### [YOUR OBJECTIVE]
Give back only the lines from the one with "Transcribe this image's" through the last line of the data, exactly as they appear.

### [EXTRACTED RECORDS]
[BEGIN]

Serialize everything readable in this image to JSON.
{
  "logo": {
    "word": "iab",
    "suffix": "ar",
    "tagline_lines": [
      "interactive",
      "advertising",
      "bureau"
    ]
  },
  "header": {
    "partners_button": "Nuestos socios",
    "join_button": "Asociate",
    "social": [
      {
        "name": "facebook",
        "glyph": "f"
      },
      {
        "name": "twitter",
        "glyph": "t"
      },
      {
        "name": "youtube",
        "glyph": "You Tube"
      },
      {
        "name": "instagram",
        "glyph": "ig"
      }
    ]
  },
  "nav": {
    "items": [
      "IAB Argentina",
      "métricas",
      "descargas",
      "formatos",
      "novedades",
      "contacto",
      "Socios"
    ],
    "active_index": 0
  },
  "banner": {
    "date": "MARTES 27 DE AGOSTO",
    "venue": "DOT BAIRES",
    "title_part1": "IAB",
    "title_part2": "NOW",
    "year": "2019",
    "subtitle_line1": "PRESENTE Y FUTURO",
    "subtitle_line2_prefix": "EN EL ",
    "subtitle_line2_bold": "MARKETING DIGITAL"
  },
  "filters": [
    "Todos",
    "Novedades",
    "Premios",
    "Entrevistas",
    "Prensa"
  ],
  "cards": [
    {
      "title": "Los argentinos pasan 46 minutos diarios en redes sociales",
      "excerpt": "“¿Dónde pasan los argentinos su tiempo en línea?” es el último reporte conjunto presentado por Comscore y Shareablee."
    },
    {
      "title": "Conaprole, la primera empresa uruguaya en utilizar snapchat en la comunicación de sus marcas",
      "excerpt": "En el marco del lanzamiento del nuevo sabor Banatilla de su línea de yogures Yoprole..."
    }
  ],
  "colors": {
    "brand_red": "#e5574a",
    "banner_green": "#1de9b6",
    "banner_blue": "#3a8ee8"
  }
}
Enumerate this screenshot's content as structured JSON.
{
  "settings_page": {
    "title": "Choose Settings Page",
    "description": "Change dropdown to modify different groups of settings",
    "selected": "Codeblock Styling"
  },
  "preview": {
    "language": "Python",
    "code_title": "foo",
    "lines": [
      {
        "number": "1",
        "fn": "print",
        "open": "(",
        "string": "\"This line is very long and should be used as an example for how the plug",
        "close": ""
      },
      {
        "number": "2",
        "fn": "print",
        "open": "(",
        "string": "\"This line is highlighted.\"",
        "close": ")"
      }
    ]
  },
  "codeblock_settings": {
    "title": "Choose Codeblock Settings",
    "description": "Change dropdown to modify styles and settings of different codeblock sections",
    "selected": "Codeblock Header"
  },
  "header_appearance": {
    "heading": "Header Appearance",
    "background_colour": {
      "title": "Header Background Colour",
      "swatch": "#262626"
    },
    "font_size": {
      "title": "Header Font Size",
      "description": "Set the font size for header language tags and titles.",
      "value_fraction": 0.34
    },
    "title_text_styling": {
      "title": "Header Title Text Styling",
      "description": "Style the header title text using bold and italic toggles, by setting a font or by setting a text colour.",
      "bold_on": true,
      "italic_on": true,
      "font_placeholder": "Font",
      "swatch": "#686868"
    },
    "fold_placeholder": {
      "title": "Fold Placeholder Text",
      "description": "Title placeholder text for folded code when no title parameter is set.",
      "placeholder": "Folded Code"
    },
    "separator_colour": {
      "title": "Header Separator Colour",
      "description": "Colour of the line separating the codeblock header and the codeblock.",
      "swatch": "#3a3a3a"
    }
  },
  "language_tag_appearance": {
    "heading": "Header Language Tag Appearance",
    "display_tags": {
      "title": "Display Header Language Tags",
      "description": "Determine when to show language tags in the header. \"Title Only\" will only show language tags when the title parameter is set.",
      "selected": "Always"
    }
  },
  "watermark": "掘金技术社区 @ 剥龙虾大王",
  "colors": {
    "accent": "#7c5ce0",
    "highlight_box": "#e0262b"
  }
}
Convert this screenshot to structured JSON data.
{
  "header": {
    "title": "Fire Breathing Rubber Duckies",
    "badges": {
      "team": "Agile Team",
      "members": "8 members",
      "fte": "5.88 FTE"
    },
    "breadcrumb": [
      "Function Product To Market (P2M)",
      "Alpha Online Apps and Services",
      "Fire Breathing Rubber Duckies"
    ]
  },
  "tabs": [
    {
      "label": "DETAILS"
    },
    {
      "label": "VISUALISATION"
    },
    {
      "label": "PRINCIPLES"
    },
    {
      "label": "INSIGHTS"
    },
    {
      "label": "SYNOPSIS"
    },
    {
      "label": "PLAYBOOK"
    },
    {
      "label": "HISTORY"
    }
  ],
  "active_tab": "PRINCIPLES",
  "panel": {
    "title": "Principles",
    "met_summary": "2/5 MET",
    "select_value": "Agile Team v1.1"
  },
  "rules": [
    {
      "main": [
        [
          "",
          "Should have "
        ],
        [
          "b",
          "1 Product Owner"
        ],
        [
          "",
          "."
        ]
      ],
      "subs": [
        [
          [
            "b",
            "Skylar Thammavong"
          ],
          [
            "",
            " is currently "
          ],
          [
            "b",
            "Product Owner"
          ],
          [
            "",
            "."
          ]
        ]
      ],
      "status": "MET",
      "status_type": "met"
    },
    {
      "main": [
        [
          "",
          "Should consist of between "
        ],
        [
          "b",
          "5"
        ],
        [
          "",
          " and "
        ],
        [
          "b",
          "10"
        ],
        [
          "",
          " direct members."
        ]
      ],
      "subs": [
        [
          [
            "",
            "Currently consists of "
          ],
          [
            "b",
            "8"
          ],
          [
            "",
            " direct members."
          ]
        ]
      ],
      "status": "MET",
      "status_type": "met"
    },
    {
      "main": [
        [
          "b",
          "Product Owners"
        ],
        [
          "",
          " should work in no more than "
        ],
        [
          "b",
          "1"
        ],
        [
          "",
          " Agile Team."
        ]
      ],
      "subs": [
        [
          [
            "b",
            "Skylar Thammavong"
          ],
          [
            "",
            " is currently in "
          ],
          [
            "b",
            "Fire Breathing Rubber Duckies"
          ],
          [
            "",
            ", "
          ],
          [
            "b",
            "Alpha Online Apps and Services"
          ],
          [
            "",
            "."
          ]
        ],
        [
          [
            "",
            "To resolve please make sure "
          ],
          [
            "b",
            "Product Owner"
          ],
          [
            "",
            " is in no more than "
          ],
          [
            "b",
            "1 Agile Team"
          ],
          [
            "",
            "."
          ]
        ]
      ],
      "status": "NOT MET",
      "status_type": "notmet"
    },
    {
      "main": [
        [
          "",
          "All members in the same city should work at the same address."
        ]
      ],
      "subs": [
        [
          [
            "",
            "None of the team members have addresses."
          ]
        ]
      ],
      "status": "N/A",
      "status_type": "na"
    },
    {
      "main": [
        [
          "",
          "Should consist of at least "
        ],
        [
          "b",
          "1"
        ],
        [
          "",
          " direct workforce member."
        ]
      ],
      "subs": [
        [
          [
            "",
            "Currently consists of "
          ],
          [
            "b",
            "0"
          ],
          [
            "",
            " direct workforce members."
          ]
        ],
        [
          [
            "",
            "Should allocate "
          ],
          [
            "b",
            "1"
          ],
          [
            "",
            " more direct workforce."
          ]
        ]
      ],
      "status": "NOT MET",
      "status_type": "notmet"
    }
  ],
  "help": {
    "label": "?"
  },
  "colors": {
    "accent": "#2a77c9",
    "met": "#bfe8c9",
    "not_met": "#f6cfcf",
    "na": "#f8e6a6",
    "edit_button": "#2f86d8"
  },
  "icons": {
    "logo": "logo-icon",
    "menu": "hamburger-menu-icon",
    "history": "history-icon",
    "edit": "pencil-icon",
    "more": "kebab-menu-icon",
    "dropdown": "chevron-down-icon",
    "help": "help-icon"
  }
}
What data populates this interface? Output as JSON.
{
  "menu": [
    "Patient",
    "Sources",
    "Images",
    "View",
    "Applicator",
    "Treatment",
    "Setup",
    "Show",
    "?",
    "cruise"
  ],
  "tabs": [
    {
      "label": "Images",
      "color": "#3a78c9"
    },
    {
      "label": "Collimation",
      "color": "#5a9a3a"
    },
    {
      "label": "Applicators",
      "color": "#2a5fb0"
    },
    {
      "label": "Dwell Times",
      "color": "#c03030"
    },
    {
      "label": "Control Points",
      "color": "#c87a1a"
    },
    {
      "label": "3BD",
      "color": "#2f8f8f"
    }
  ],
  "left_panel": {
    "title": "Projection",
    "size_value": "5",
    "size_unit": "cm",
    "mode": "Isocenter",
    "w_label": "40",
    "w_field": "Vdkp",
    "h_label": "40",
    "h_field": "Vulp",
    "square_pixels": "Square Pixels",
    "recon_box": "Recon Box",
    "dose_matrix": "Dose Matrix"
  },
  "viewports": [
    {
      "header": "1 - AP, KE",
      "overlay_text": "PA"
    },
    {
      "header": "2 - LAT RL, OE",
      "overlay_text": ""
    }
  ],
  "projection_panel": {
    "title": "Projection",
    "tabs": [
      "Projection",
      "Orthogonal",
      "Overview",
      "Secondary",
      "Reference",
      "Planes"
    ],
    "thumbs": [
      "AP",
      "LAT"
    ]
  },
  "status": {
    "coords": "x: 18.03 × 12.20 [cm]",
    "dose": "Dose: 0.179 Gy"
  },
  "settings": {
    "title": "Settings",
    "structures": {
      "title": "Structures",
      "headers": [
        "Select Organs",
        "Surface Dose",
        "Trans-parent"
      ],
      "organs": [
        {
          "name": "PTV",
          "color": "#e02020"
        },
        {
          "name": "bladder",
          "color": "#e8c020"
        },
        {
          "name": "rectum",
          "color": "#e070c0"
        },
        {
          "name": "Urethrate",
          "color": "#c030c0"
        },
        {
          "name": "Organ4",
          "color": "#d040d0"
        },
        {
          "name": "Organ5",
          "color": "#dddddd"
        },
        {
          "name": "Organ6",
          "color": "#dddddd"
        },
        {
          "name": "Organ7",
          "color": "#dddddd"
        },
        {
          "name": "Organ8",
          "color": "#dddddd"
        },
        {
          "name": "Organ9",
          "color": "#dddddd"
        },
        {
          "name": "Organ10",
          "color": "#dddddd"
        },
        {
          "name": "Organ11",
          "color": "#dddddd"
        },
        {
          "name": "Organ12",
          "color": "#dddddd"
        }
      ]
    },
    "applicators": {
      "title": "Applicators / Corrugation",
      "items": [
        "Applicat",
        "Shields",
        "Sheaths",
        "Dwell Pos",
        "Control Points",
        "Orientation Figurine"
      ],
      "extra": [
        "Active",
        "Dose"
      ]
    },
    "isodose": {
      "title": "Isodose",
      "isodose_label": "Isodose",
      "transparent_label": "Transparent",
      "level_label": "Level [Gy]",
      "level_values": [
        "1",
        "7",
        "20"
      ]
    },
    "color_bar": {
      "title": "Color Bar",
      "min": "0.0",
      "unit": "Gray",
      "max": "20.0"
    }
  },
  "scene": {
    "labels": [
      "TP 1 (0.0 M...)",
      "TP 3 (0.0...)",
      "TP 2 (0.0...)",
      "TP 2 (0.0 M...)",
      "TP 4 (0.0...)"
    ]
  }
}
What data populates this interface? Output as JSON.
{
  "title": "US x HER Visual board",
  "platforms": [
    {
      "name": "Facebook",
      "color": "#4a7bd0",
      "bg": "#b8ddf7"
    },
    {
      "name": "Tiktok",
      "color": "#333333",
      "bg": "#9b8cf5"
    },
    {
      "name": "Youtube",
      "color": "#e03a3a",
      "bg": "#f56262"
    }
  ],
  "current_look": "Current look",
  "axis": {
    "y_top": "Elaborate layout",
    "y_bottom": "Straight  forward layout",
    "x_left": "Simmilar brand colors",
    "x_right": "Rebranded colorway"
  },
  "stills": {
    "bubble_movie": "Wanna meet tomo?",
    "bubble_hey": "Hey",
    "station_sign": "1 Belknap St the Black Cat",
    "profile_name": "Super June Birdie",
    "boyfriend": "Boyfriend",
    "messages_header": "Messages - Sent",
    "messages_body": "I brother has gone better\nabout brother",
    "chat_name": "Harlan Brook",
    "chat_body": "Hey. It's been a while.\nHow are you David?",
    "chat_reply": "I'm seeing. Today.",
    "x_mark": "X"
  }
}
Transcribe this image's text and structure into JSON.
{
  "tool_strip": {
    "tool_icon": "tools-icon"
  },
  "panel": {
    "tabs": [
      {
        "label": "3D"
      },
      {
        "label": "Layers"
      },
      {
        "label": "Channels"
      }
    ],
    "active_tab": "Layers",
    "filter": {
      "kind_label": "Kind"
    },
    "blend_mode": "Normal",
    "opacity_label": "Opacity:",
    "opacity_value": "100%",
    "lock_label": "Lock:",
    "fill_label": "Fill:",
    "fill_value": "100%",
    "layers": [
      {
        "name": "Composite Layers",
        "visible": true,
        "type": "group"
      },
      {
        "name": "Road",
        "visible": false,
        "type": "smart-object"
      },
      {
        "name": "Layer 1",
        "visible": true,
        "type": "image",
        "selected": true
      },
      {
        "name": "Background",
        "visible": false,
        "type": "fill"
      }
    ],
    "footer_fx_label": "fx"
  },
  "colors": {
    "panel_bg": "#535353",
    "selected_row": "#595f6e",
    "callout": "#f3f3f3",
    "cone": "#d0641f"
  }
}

[END]

### [EXERCISE ANSWER]
Transcribe this image's text and structure into JSON.
{
  "tool_strip": {
    "tool_icon": "tools-icon"
  },
  "panel": {
    "tabs": [
      {
        "label": "3D"
      },
      {
        "label": "Layers"
      },
      {
        "label": "Channels"
      }
    ],
    "active_tab": "Layers",
    "filter": {
      "kind_label": "Kind"
    },
    "blend_mode": "Normal",
    "opacity_label": "Opacity:",
    "opacity_value": "100%",
    "lock_label": "Lock:",
    "fill_label": "Fill:",
    "fill_value": "100%",
    "layers": [
      {
        "name": "Composite Layers",
        "visible": true,
        "type": "group"
      },
      {
        "name": "Road",
        "visible": false,
        "type": "smart-object"
      },
      {
        "name": "Layer 1",
        "visible": true,
        "type": "image",
        "selected": true
      },
      {
        "name": "Background",
        "visible": false,
        "type": "fill"
      }
    ],
    "footer_fx_label": "fx"
  },
  "colors": {
    "panel_bg": "#535353",
    "selected_row": "#595f6e",
    "callout": "#f3f3f3",
    "cone": "#d0641f"
  }
}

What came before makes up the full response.